Exercise directions →
Go through the records and extract every line with the word "Toronto".

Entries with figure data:
%%

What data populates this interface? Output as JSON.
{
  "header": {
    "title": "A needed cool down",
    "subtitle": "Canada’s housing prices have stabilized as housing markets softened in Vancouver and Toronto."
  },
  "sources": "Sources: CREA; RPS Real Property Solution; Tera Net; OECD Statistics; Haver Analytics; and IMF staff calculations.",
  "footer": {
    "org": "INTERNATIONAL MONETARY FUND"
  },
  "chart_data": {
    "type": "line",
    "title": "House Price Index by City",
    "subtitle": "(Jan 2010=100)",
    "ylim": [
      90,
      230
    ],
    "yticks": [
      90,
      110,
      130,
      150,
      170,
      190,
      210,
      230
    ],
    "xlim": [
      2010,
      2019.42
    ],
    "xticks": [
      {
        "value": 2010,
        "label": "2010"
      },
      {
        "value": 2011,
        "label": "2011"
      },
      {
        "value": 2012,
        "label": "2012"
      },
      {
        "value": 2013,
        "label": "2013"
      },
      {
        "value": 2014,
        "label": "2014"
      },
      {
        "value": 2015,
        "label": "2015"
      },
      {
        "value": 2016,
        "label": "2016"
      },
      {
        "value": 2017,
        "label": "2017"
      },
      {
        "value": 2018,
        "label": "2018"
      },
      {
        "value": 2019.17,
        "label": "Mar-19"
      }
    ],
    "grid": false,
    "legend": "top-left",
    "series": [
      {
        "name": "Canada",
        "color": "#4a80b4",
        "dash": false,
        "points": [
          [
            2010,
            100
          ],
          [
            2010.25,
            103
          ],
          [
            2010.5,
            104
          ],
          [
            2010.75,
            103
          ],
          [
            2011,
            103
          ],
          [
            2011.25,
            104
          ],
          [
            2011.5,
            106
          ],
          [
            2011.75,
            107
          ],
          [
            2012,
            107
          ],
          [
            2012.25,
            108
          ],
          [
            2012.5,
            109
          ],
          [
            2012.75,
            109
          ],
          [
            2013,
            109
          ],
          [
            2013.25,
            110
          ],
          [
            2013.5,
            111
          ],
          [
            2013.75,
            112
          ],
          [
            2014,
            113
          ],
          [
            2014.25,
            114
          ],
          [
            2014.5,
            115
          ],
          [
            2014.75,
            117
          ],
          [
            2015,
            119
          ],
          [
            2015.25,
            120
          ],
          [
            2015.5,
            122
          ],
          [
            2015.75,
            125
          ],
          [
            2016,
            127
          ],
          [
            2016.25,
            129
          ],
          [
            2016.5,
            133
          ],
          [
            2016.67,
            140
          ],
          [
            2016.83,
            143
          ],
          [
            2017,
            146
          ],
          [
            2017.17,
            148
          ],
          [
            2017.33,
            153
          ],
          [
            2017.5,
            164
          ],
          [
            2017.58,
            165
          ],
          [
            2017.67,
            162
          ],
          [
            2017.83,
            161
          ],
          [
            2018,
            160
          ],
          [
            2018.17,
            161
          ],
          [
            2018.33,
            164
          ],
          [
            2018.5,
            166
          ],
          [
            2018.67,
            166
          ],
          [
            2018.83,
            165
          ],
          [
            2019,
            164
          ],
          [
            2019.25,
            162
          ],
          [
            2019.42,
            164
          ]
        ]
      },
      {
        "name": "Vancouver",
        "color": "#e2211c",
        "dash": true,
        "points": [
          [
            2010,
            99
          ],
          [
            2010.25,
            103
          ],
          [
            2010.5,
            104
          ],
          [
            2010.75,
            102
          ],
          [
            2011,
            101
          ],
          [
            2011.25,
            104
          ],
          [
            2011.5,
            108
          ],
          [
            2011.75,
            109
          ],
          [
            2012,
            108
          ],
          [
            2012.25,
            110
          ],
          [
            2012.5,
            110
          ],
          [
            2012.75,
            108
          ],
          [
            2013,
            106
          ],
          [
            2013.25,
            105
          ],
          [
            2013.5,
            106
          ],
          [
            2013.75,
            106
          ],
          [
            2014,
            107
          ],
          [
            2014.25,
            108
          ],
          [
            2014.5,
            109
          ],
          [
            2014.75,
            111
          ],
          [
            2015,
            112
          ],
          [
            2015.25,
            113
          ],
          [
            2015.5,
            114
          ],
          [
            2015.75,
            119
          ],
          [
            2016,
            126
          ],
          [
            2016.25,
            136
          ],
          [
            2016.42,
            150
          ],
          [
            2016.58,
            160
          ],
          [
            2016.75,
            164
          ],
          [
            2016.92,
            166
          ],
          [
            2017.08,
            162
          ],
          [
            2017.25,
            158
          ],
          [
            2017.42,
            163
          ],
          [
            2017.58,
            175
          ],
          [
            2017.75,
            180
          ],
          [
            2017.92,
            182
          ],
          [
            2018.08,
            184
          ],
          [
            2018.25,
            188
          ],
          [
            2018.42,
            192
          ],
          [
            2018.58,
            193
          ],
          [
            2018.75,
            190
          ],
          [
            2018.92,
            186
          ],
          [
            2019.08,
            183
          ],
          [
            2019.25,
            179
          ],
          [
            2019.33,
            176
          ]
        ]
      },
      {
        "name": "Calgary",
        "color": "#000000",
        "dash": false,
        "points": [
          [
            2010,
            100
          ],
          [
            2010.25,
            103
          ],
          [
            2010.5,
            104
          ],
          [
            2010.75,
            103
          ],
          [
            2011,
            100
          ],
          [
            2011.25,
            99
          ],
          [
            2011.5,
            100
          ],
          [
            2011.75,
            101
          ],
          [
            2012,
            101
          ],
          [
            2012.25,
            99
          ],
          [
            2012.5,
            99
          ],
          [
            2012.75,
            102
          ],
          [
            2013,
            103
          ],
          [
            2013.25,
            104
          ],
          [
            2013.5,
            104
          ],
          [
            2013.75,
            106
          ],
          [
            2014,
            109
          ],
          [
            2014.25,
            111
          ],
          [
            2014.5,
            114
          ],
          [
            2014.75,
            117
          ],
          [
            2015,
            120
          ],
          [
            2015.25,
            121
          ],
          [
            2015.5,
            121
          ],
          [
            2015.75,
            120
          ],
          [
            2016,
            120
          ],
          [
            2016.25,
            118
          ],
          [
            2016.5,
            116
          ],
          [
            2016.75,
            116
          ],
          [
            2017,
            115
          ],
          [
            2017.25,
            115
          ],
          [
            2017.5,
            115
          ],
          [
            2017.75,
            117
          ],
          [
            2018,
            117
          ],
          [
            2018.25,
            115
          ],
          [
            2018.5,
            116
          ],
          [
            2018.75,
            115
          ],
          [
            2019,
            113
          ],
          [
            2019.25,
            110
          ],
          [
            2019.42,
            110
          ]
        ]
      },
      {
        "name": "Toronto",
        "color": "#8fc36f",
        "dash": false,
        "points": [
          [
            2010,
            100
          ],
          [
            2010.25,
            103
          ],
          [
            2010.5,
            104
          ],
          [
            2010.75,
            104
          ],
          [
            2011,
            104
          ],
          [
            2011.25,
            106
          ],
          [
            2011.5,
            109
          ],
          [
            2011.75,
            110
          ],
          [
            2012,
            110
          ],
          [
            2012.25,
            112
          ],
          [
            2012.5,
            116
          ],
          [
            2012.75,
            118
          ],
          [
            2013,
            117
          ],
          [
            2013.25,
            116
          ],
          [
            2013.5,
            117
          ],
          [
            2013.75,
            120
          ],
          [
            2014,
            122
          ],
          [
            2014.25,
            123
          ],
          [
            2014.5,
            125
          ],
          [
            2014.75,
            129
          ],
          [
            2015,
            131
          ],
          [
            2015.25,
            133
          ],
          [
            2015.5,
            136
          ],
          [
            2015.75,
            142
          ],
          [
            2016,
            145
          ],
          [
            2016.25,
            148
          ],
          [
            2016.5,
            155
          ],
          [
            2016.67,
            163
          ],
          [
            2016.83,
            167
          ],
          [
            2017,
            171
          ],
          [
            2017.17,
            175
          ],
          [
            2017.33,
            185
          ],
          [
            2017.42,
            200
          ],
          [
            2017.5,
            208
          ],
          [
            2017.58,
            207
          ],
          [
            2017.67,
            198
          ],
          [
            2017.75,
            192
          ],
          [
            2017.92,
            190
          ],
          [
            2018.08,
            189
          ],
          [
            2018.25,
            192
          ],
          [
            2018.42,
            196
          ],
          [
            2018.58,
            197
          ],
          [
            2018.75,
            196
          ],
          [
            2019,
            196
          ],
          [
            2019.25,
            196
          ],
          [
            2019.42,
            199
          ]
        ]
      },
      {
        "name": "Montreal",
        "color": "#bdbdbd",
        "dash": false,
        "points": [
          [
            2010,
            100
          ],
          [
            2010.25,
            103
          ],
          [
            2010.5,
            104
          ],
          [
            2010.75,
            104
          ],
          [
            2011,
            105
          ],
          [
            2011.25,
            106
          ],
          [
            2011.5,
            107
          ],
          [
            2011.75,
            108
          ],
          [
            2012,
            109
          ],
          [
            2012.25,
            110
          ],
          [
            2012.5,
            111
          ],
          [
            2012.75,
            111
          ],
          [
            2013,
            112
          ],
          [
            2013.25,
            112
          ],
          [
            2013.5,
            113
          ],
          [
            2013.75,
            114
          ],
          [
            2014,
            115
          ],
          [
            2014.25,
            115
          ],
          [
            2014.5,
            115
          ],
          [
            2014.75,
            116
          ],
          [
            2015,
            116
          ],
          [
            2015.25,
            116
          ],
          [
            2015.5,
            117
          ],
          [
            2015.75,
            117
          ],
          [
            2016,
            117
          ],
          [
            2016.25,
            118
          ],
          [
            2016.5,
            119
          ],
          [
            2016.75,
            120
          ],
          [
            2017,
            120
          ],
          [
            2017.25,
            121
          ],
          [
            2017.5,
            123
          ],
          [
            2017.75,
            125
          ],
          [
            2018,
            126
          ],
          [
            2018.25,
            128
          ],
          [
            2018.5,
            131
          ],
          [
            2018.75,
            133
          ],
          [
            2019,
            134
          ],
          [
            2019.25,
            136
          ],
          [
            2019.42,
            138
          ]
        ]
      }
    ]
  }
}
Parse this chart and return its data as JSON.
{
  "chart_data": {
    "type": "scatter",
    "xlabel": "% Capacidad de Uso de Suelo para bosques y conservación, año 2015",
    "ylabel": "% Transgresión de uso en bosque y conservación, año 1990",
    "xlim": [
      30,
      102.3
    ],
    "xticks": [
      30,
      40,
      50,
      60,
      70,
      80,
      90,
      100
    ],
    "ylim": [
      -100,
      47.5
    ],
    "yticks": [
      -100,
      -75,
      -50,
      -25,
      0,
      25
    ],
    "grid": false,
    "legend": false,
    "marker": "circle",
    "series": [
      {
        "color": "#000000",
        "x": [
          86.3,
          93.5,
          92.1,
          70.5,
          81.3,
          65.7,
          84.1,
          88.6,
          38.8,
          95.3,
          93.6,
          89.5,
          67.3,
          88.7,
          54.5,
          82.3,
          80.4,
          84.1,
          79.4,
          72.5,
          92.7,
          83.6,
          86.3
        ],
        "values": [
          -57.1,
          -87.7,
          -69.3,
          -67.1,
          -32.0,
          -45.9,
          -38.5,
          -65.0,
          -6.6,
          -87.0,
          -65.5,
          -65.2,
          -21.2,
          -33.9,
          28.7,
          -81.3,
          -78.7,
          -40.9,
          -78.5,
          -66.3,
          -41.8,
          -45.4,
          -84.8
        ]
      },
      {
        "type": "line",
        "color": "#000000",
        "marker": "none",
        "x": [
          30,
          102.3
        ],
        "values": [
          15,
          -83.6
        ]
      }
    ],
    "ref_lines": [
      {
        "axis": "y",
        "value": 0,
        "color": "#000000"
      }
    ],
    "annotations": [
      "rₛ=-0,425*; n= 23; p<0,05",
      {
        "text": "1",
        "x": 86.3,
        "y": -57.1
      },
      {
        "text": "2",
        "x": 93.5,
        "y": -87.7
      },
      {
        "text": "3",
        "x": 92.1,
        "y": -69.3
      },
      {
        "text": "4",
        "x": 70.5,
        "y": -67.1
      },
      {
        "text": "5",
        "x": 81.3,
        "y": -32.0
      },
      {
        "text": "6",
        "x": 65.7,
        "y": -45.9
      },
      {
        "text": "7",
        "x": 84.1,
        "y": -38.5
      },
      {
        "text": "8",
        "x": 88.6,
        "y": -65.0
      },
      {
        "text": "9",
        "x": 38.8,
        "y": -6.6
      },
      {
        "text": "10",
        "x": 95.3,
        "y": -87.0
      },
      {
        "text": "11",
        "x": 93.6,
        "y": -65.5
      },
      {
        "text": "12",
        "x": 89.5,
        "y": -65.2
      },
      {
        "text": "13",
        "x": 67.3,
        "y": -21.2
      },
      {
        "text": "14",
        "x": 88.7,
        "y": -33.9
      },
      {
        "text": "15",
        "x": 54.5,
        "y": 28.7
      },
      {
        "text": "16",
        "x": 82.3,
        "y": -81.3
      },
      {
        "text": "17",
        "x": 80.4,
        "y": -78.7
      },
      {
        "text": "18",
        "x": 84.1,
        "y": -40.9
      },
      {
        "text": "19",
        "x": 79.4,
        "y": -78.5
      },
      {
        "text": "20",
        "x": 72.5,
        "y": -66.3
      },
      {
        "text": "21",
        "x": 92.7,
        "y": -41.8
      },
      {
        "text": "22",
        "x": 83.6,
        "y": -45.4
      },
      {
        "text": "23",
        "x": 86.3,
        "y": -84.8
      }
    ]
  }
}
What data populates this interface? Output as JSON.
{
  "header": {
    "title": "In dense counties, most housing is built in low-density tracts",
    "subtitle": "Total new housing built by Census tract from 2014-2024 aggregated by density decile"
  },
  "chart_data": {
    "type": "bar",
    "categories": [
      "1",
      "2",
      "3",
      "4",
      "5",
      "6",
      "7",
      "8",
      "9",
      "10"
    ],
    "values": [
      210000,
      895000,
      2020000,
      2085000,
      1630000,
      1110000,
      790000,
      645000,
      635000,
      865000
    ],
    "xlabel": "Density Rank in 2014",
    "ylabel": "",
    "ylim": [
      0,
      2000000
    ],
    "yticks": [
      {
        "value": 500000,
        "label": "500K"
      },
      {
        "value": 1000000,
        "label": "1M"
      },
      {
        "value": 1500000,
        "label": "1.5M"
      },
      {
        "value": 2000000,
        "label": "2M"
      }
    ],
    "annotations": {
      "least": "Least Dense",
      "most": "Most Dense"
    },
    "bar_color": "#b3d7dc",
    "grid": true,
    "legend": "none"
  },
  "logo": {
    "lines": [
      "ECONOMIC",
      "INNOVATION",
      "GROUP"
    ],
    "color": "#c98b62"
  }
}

%%

Task result →
    "subtitle": "Canada’s housing prices have stabilized as housing markets softened in Vancouver and Toronto."
        "name": "Toronto",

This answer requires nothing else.